[Dataset items]
— BEGIN —

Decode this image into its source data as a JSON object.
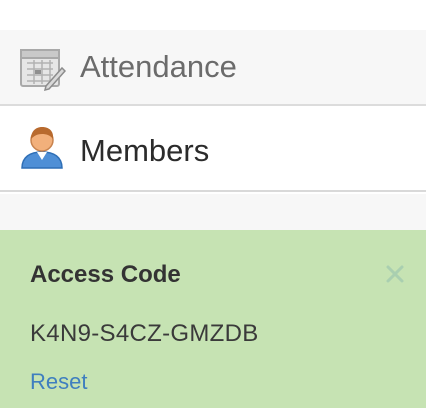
{
  "nav": {
    "items": [
      {
        "label": "Attendance",
        "icon": "attendance-icon"
      },
      {
        "label": "Members",
        "icon": "member-icon"
      }
    ]
  },
  "access_panel": {
    "title": "Access Code",
    "code": "K4N9-S4CZ-GMZDB",
    "reset_label": "Reset",
    "close_icon": "close-icon"
  },
  "colors": {
    "panel_background": "#c6e3b3",
    "link": "#3f7fbf",
    "close": "#a9cfb0"
  }
}
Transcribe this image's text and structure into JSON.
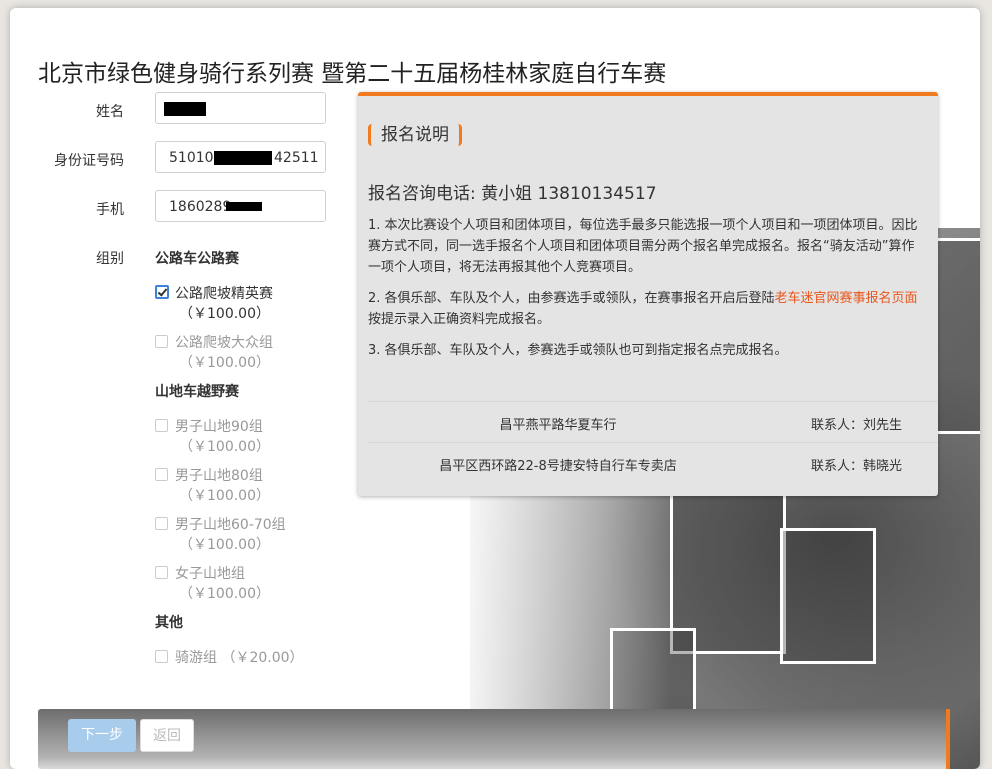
{
  "title": "北京市绿色健身骑行系列赛 暨第二十五届杨桂林家庭自行车赛",
  "form": {
    "name_label": "姓名",
    "id_label": "身份证号码",
    "id_prefix": "510105",
    "id_suffix": "42511",
    "phone_label": "手机",
    "phone_prefix": "1860289",
    "group_label": "组别"
  },
  "groups": {
    "road": {
      "heading": "公路车公路赛",
      "items": [
        {
          "label": "公路爬坡精英赛",
          "price": "（￥100.00）",
          "checked": true
        },
        {
          "label": "公路爬坡大众组",
          "price": "（￥100.00）",
          "checked": false
        }
      ]
    },
    "mtb": {
      "heading": "山地车越野赛",
      "items": [
        {
          "label": "男子山地90组",
          "price": "（￥100.00）"
        },
        {
          "label": "男子山地80组",
          "price": "（￥100.00）"
        },
        {
          "label": "男子山地60-70组",
          "price": "（￥100.00）"
        },
        {
          "label": "女子山地组",
          "price": "（￥100.00）"
        }
      ]
    },
    "other": {
      "heading": "其他",
      "items": [
        {
          "label": "骑游组 （￥20.00）"
        }
      ]
    }
  },
  "notice": {
    "tag": "报名说明",
    "phone": "报名咨询电话: 黄小姐 13810134517",
    "p1": "1. 本次比赛设个人项目和团体项目，每位选手最多只能选报一项个人项目和一项团体项目。因比赛方式不同，同一选手报名个人项目和团体项目需分两个报名单完成报名。报名“骑友活动”算作一项个人项目，将无法再报其他个人竞赛项目。",
    "p2_before": "2. 各俱乐部、车队及个人，由参赛选手或领队，在赛事报名开启后登陆",
    "p2_link": "老车迷官网赛事报名页面",
    "p2_after": "按提示录入正确资料完成报名。",
    "p3": "3. 各俱乐部、车队及个人，参赛选手或领队也可到指定报名点完成报名。",
    "locations": [
      {
        "name": "昌平燕平路华夏车行",
        "contact": "联系人：刘先生"
      },
      {
        "name": "昌平区西环路22-8号捷安特自行车专卖店",
        "contact": "联系人：韩晓光"
      }
    ]
  },
  "buttons": {
    "next": "下一步",
    "back": "返回"
  },
  "colors": {
    "accent": "#f07a1d",
    "link": "#e8561b",
    "primary_button": "#a8ccec"
  }
}
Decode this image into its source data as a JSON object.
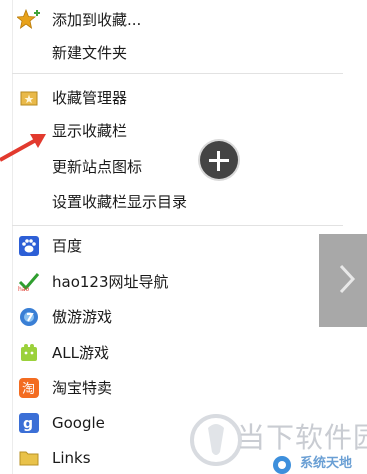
{
  "menu": {
    "add_to_favorites": "添加到收藏...",
    "new_folder": "新建文件夹",
    "favorites_manager": "收藏管理器",
    "show_favorites_bar": "显示收藏栏",
    "update_site_icons": "更新站点图标",
    "set_favorites_bar_dir": "设置收藏栏显示目录"
  },
  "bookmarks": [
    {
      "label": "百度",
      "icon": "baidu-paw-icon"
    },
    {
      "label": "hao123网址导航",
      "icon": "hao123-icon"
    },
    {
      "label": "傲游游戏",
      "icon": "maxthon-games-icon"
    },
    {
      "label": "ALL游戏",
      "icon": "all-games-icon"
    },
    {
      "label": "淘宝特卖",
      "icon": "taobao-icon"
    },
    {
      "label": "Google",
      "icon": "google-icon"
    },
    {
      "label": "Links",
      "icon": "folder-icon"
    }
  ],
  "watermark": {
    "text": "当下软件园",
    "sub": "系统天地"
  },
  "colors": {
    "separator": "#e2e2e2",
    "arrow": "#e23a2e",
    "side_panel": "#a8a8a8"
  }
}
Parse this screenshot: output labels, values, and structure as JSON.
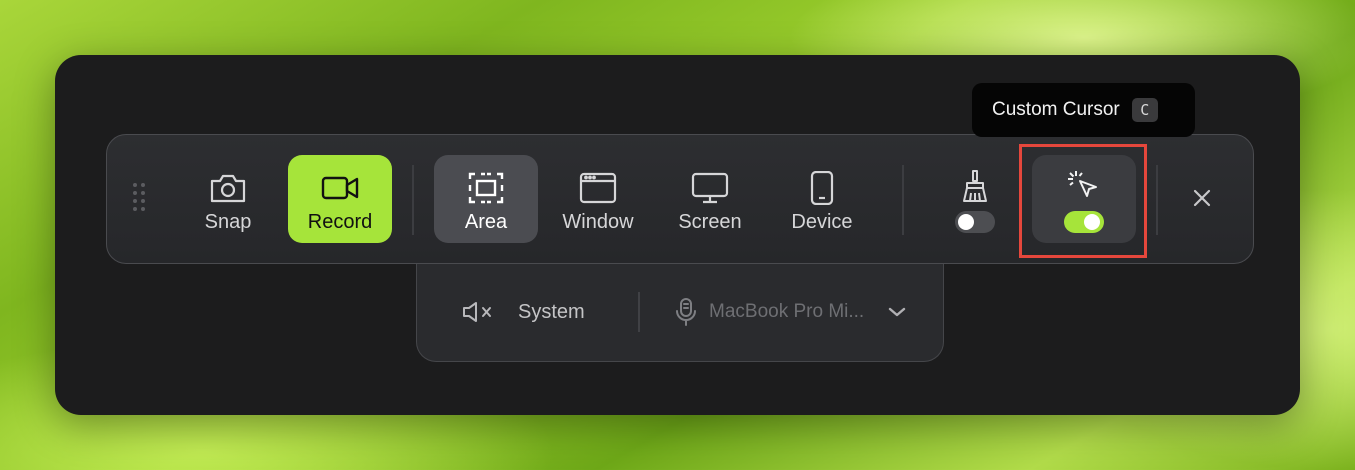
{
  "tooltip": {
    "text": "Custom Cursor",
    "shortcut": "C"
  },
  "toolbar": {
    "modes": [
      {
        "label": "Snap",
        "icon": "camera-icon"
      },
      {
        "label": "Record",
        "icon": "video-camera-icon",
        "selected": true
      }
    ],
    "capture": [
      {
        "label": "Area",
        "icon": "area-select-icon",
        "selected": true
      },
      {
        "label": "Window",
        "icon": "window-icon"
      },
      {
        "label": "Screen",
        "icon": "monitor-icon"
      },
      {
        "label": "Device",
        "icon": "phone-icon"
      }
    ],
    "toggles": [
      {
        "icon": "broom-icon",
        "on": false
      },
      {
        "icon": "custom-cursor-icon",
        "on": true
      }
    ]
  },
  "audio": {
    "system_label": "System",
    "mic_label": "MacBook Pro Mi..."
  },
  "colors": {
    "accent": "#a6e43a",
    "highlight": "#e5473c",
    "panel": "#1c1c1d"
  }
}
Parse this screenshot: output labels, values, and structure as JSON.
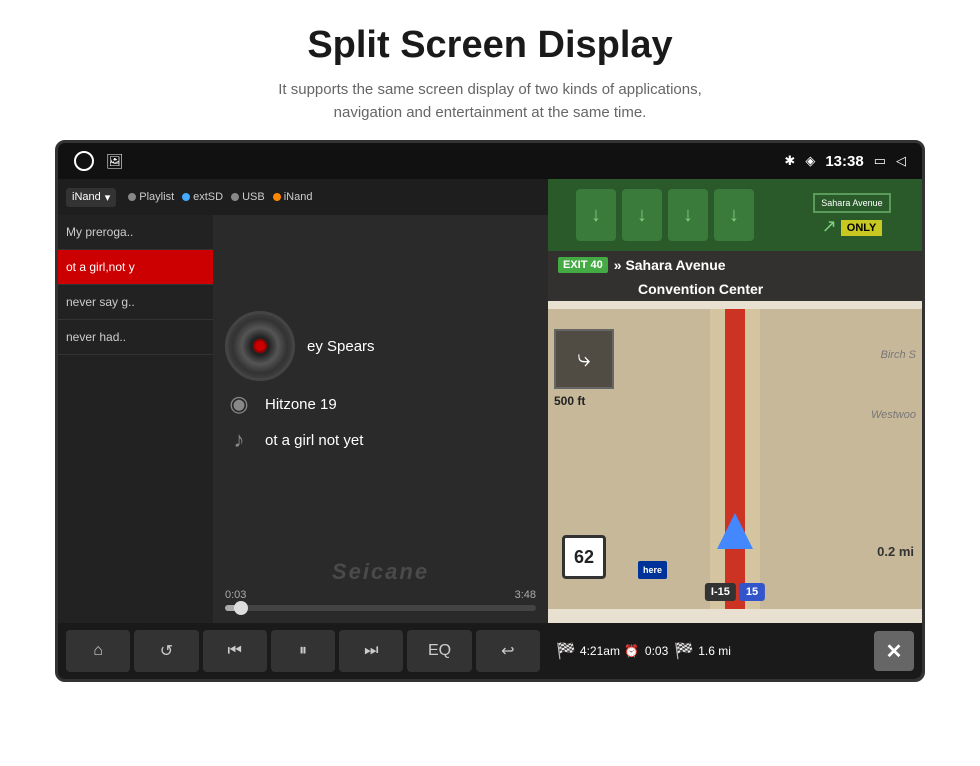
{
  "header": {
    "title": "Split Screen Display",
    "subtitle_line1": "It supports the same screen display of two kinds of applications,",
    "subtitle_line2": "navigation and entertainment at the same time."
  },
  "status_bar": {
    "time": "13:38",
    "bluetooth_icon": "✱",
    "location_icon": "◈",
    "window_icon": "▭",
    "back_icon": "◁"
  },
  "music_player": {
    "source_label": "iNand",
    "source_options": [
      "Playlist",
      "extSD",
      "USB",
      "iNand"
    ],
    "playlist": [
      {
        "title": "My preroga..",
        "active": false
      },
      {
        "title": "ot a girl,not y",
        "active": true
      },
      {
        "title": "never say g..",
        "active": false
      },
      {
        "title": "never had..",
        "active": false
      }
    ],
    "artist": "ey Spears",
    "album": "Hitzone 19",
    "track": "ot a girl not yet",
    "time_current": "0:03",
    "time_total": "3:48",
    "watermark": "Seicane",
    "controls": [
      "⌂",
      "↺",
      "⏮",
      "⏸",
      "⏭",
      "EQ",
      "↩"
    ]
  },
  "navigation": {
    "street_name": "Sahara Avenue",
    "venue": "Convention Center",
    "exit_number": "EXIT 40",
    "direction_label": "»",
    "only_label": "ONLY",
    "speed_limit": "62",
    "highway_name": "I-15",
    "highway_number": "15",
    "distance_turn": "0.2 mi",
    "distance_500ft": "500 ft",
    "bottom_eta": "4:21am",
    "bottom_time": "0:03",
    "bottom_distance": "1.6 mi",
    "here_label": "here"
  }
}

— END —

Problem description:
Identify and copy all lines with the word "text".

Expected output:
Transcribe this image's text and structure into JSON.
    "text": "当下软件园",
    "text": "Custom Cursor",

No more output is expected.